• Task: Your task is to transcribe the records exactly, skipping every image.

:::::

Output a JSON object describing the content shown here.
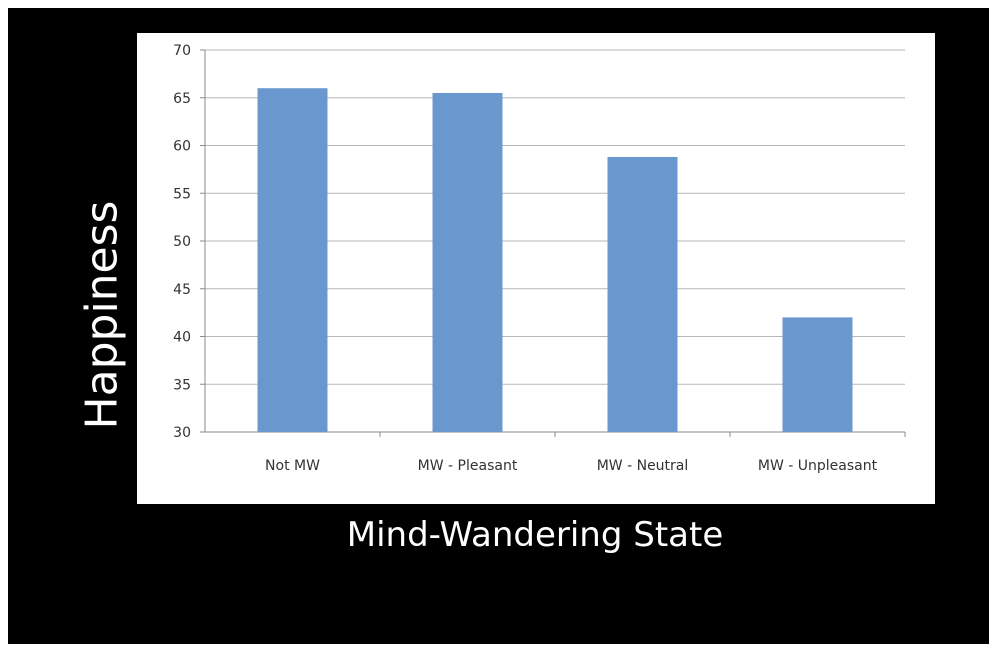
{
  "chart_data": {
    "type": "bar",
    "title": "",
    "xlabel": "Mind-Wandering State",
    "ylabel": "Happiness",
    "categories": [
      "Not MW",
      "MW - Pleasant",
      "MW - Neutral",
      "MW - Unpleasant"
    ],
    "values": [
      66,
      65.5,
      58.8,
      42
    ],
    "ylim": [
      30,
      70
    ],
    "yticks": [
      "30",
      "35",
      "40",
      "45",
      "50",
      "55",
      "60",
      "65",
      "70"
    ],
    "grid": true,
    "legend": "none",
    "colors": {
      "bar": "#6b97cf",
      "grid": "#b7b7b7",
      "axis": "#8a8a8a",
      "background": "#000000",
      "plot_background": "#ffffff"
    }
  }
}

:::::

• Task solution:
Output a JSON object describing the content shown here.
{
  "chart_data": {
    "type": "bar",
    "title": "",
    "xlabel": "Mind-Wandering State",
    "ylabel": "Happiness",
    "categories": [
      "Not MW",
      "MW - Pleasant",
      "MW - Neutral",
      "MW - Unpleasant"
    ],
    "values": [
      66,
      65.5,
      58.8,
      42
    ],
    "ylim": [
      30,
      70
    ],
    "yticks": [
      "30",
      "35",
      "40",
      "45",
      "50",
      "55",
      "60",
      "65",
      "70"
    ],
    "grid": true,
    "legend": "none",
    "colors": {
      "bar": "#6b97cf",
      "grid": "#b7b7b7",
      "axis": "#8a8a8a",
      "background": "#000000",
      "plot_background": "#ffffff"
    }
  }
}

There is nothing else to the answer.